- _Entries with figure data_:
####################

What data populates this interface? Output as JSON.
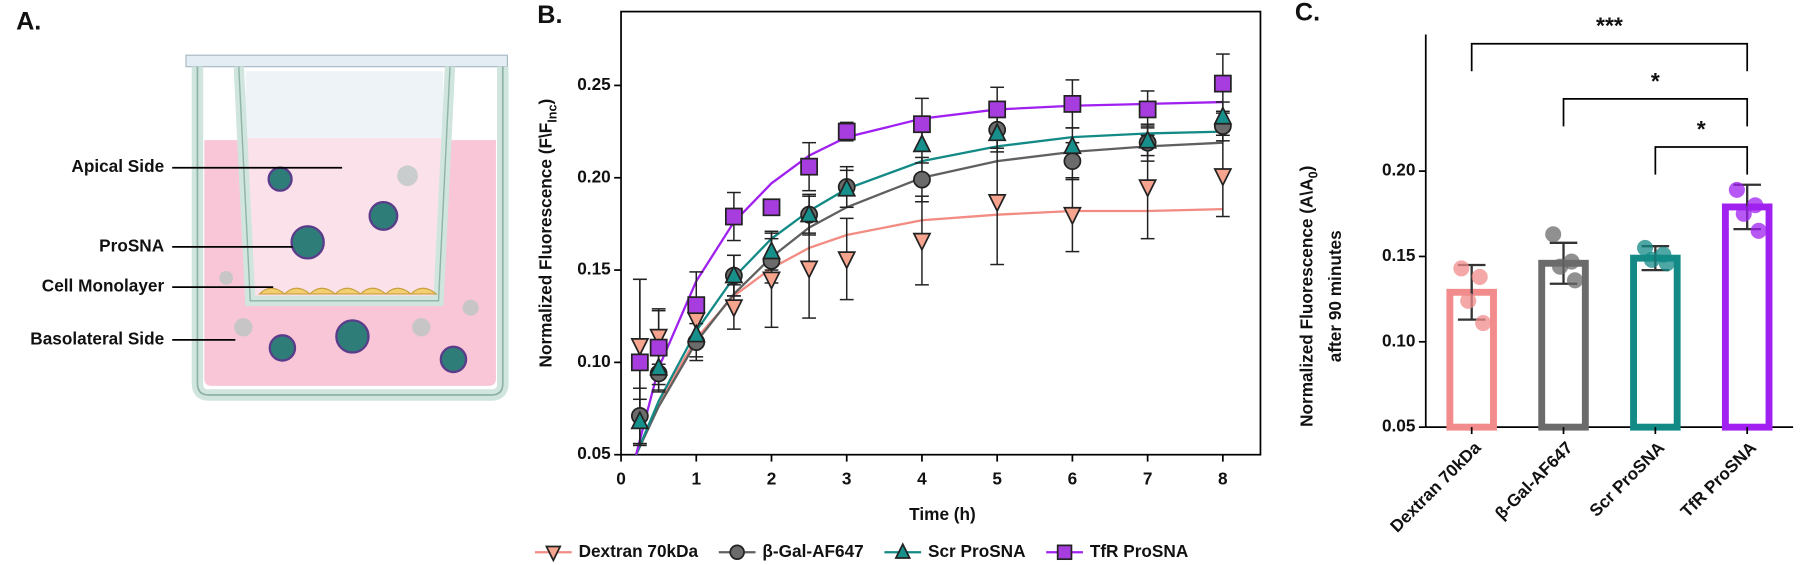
{
  "diagram": {
    "panel_label": "A.",
    "labels": [
      "Apical Side",
      "ProSNA",
      "Cell Monolayer",
      "Basolateral Side"
    ]
  },
  "chart_data": [
    {
      "type": "scatter",
      "panel_label": "B.",
      "xlabel": "Time (h)",
      "ylabel": "Normalized Fluorescence (F\\F",
      "ylabel_sub": "Inc",
      "ylabel_end": ")",
      "x": [
        0.25,
        0.5,
        1,
        1.5,
        2,
        2.5,
        3,
        4,
        5,
        6,
        7,
        8
      ],
      "fit_x": [
        0.2,
        0.5,
        1,
        1.5,
        2,
        2.5,
        3,
        4,
        5,
        6,
        7,
        8
      ],
      "xlim": [
        0,
        8.5
      ],
      "xticks": [
        0,
        1,
        2,
        3,
        4,
        5,
        6,
        7,
        8
      ],
      "ylim": [
        0.05,
        0.29
      ],
      "yticks": [
        0.05,
        {
          "value": 0.1,
          "label": "0.10"
        },
        0.15,
        {
          "value": 0.2,
          "label": "0.20"
        },
        0.25
      ],
      "legend": "bottom",
      "series": [
        {
          "name": "Dextran 70kDa",
          "color": "#f28b82",
          "marker_color": "#f6a48e",
          "marker": "triangle-down",
          "values": [
            0.109,
            0.114,
            0.123,
            0.13,
            0.145,
            0.151,
            0.156,
            0.166,
            0.187,
            0.18,
            0.195,
            0.201
          ],
          "errors": [
            0.036,
            0.015,
            0.01,
            0.012,
            0.026,
            0.027,
            0.022,
            0.024,
            0.034,
            0.02,
            0.028,
            0.022
          ],
          "fit": [
            0.05,
            0.078,
            0.113,
            0.136,
            0.151,
            0.162,
            0.169,
            0.177,
            0.18,
            0.182,
            0.182,
            0.183
          ]
        },
        {
          "name": "β-Gal-AF647",
          "color": "#606060",
          "marker_color": "#6b6b6b",
          "marker": "circle",
          "values": [
            0.071,
            0.094,
            0.111,
            0.147,
            0.155,
            0.18,
            0.195,
            0.199,
            0.226,
            0.209,
            0.219,
            0.228
          ],
          "errors": [
            0.015,
            0.01,
            0.01,
            0.011,
            0.012,
            0.011,
            0.011,
            0.012,
            0.01,
            0.01,
            0.01,
            0.008
          ],
          "fit": [
            0.05,
            0.076,
            0.111,
            0.137,
            0.157,
            0.173,
            0.184,
            0.2,
            0.209,
            0.214,
            0.217,
            0.219
          ]
        },
        {
          "name": "Scr ProSNA",
          "color": "#138a86",
          "marker_color": "#178f8b",
          "marker": "triangle-up",
          "values": [
            0.068,
            0.097,
            0.115,
            0.147,
            0.16,
            0.18,
            0.194,
            0.218,
            0.224,
            0.217,
            0.22,
            0.233
          ],
          "errors": [
            0.012,
            0.012,
            0.012,
            0.011,
            0.01,
            0.01,
            0.01,
            0.01,
            0.01,
            0.01,
            0.008,
            0.008
          ],
          "fit": [
            0.05,
            0.079,
            0.117,
            0.146,
            0.167,
            0.182,
            0.194,
            0.209,
            0.217,
            0.222,
            0.224,
            0.225
          ]
        },
        {
          "name": "TfR ProSNA",
          "color": "#a020f0",
          "marker_color": "#a83ddf",
          "marker": "square",
          "values": [
            0.1,
            0.108,
            0.131,
            0.179,
            0.184,
            0.206,
            0.225,
            0.229,
            0.237,
            0.24,
            0.237,
            0.251
          ],
          "errors": [
            0.045,
            0.02,
            0.018,
            0.013,
            0.004,
            0.013,
            0.005,
            0.014,
            0.012,
            0.013,
            0.01,
            0.016
          ],
          "fit": [
            0.05,
            0.097,
            0.144,
            0.176,
            0.197,
            0.212,
            0.222,
            0.232,
            0.237,
            0.239,
            0.24,
            0.241
          ]
        }
      ]
    },
    {
      "type": "bar",
      "panel_label": "C.",
      "ylabel": "Normalized Fluorescence (A\\A",
      "ylabel_sub": "0",
      "ylabel_end": ")",
      "ylabel2": "after 90 minutes",
      "categories": [
        "Dextran 70kDa",
        "β-Gal-AF647",
        "Scr ProSNA",
        "TfR ProSNA"
      ],
      "values": [
        0.129,
        0.146,
        0.149,
        0.179
      ],
      "errors": [
        0.016,
        0.012,
        0.007,
        0.013
      ],
      "points": [
        [
          0.143,
          0.138,
          0.124,
          0.111
        ],
        [
          0.163,
          0.147,
          0.144,
          0.136
        ],
        [
          0.155,
          0.151,
          0.148,
          0.146
        ],
        [
          0.189,
          0.18,
          0.175,
          0.165
        ]
      ],
      "colors": [
        "#f28b8b",
        "#6b6b6b",
        "#138a86",
        "#a020f0"
      ],
      "ylim": [
        0.05,
        0.28
      ],
      "yticks": [
        0.05,
        {
          "value": 0.1,
          "label": "0.10"
        },
        0.15,
        {
          "value": 0.2,
          "label": "0.20"
        }
      ],
      "comparisons": [
        {
          "from": "Dextran 70kDa",
          "to": "TfR ProSNA",
          "label": "***"
        },
        {
          "from": "β-Gal-AF647",
          "to": "TfR ProSNA",
          "label": "*"
        },
        {
          "from": "Scr ProSNA",
          "to": "TfR ProSNA",
          "label": "*"
        }
      ]
    }
  ]
}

####################

- _Written problem_: Pictures are excluded; copy all other data exactly as shown.

- _Result_:
What data populates this interface? Output as JSON.
{
  "diagram": {
    "panel_label": "A.",
    "labels": [
      "Apical Side",
      "ProSNA",
      "Cell Monolayer",
      "Basolateral Side"
    ]
  },
  "chart_data": [
    {
      "type": "scatter",
      "panel_label": "B.",
      "xlabel": "Time (h)",
      "ylabel": "Normalized Fluorescence (F\\F",
      "ylabel_sub": "Inc",
      "ylabel_end": ")",
      "x": [
        0.25,
        0.5,
        1,
        1.5,
        2,
        2.5,
        3,
        4,
        5,
        6,
        7,
        8
      ],
      "fit_x": [
        0.2,
        0.5,
        1,
        1.5,
        2,
        2.5,
        3,
        4,
        5,
        6,
        7,
        8
      ],
      "xlim": [
        0,
        8.5
      ],
      "xticks": [
        0,
        1,
        2,
        3,
        4,
        5,
        6,
        7,
        8
      ],
      "ylim": [
        0.05,
        0.29
      ],
      "yticks": [
        0.05,
        {
          "value": 0.1,
          "label": "0.10"
        },
        0.15,
        {
          "value": 0.2,
          "label": "0.20"
        },
        0.25
      ],
      "legend": "bottom",
      "series": [
        {
          "name": "Dextran 70kDa",
          "color": "#f28b82",
          "marker_color": "#f6a48e",
          "marker": "triangle-down",
          "values": [
            0.109,
            0.114,
            0.123,
            0.13,
            0.145,
            0.151,
            0.156,
            0.166,
            0.187,
            0.18,
            0.195,
            0.201
          ],
          "errors": [
            0.036,
            0.015,
            0.01,
            0.012,
            0.026,
            0.027,
            0.022,
            0.024,
            0.034,
            0.02,
            0.028,
            0.022
          ],
          "fit": [
            0.05,
            0.078,
            0.113,
            0.136,
            0.151,
            0.162,
            0.169,
            0.177,
            0.18,
            0.182,
            0.182,
            0.183
          ]
        },
        {
          "name": "β-Gal-AF647",
          "color": "#606060",
          "marker_color": "#6b6b6b",
          "marker": "circle",
          "values": [
            0.071,
            0.094,
            0.111,
            0.147,
            0.155,
            0.18,
            0.195,
            0.199,
            0.226,
            0.209,
            0.219,
            0.228
          ],
          "errors": [
            0.015,
            0.01,
            0.01,
            0.011,
            0.012,
            0.011,
            0.011,
            0.012,
            0.01,
            0.01,
            0.01,
            0.008
          ],
          "fit": [
            0.05,
            0.076,
            0.111,
            0.137,
            0.157,
            0.173,
            0.184,
            0.2,
            0.209,
            0.214,
            0.217,
            0.219
          ]
        },
        {
          "name": "Scr ProSNA",
          "color": "#138a86",
          "marker_color": "#178f8b",
          "marker": "triangle-up",
          "values": [
            0.068,
            0.097,
            0.115,
            0.147,
            0.16,
            0.18,
            0.194,
            0.218,
            0.224,
            0.217,
            0.22,
            0.233
          ],
          "errors": [
            0.012,
            0.012,
            0.012,
            0.011,
            0.01,
            0.01,
            0.01,
            0.01,
            0.01,
            0.01,
            0.008,
            0.008
          ],
          "fit": [
            0.05,
            0.079,
            0.117,
            0.146,
            0.167,
            0.182,
            0.194,
            0.209,
            0.217,
            0.222,
            0.224,
            0.225
          ]
        },
        {
          "name": "TfR ProSNA",
          "color": "#a020f0",
          "marker_color": "#a83ddf",
          "marker": "square",
          "values": [
            0.1,
            0.108,
            0.131,
            0.179,
            0.184,
            0.206,
            0.225,
            0.229,
            0.237,
            0.24,
            0.237,
            0.251
          ],
          "errors": [
            0.045,
            0.02,
            0.018,
            0.013,
            0.004,
            0.013,
            0.005,
            0.014,
            0.012,
            0.013,
            0.01,
            0.016
          ],
          "fit": [
            0.05,
            0.097,
            0.144,
            0.176,
            0.197,
            0.212,
            0.222,
            0.232,
            0.237,
            0.239,
            0.24,
            0.241
          ]
        }
      ]
    },
    {
      "type": "bar",
      "panel_label": "C.",
      "ylabel": "Normalized Fluorescence (A\\A",
      "ylabel_sub": "0",
      "ylabel_end": ")",
      "ylabel2": "after 90 minutes",
      "categories": [
        "Dextran 70kDa",
        "β-Gal-AF647",
        "Scr ProSNA",
        "TfR ProSNA"
      ],
      "values": [
        0.129,
        0.146,
        0.149,
        0.179
      ],
      "errors": [
        0.016,
        0.012,
        0.007,
        0.013
      ],
      "points": [
        [
          0.143,
          0.138,
          0.124,
          0.111
        ],
        [
          0.163,
          0.147,
          0.144,
          0.136
        ],
        [
          0.155,
          0.151,
          0.148,
          0.146
        ],
        [
          0.189,
          0.18,
          0.175,
          0.165
        ]
      ],
      "colors": [
        "#f28b8b",
        "#6b6b6b",
        "#138a86",
        "#a020f0"
      ],
      "ylim": [
        0.05,
        0.28
      ],
      "yticks": [
        0.05,
        {
          "value": 0.1,
          "label": "0.10"
        },
        0.15,
        {
          "value": 0.2,
          "label": "0.20"
        }
      ],
      "comparisons": [
        {
          "from": "Dextran 70kDa",
          "to": "TfR ProSNA",
          "label": "***"
        },
        {
          "from": "β-Gal-AF647",
          "to": "TfR ProSNA",
          "label": "*"
        },
        {
          "from": "Scr ProSNA",
          "to": "TfR ProSNA",
          "label": "*"
        }
      ]
    }
  ]
}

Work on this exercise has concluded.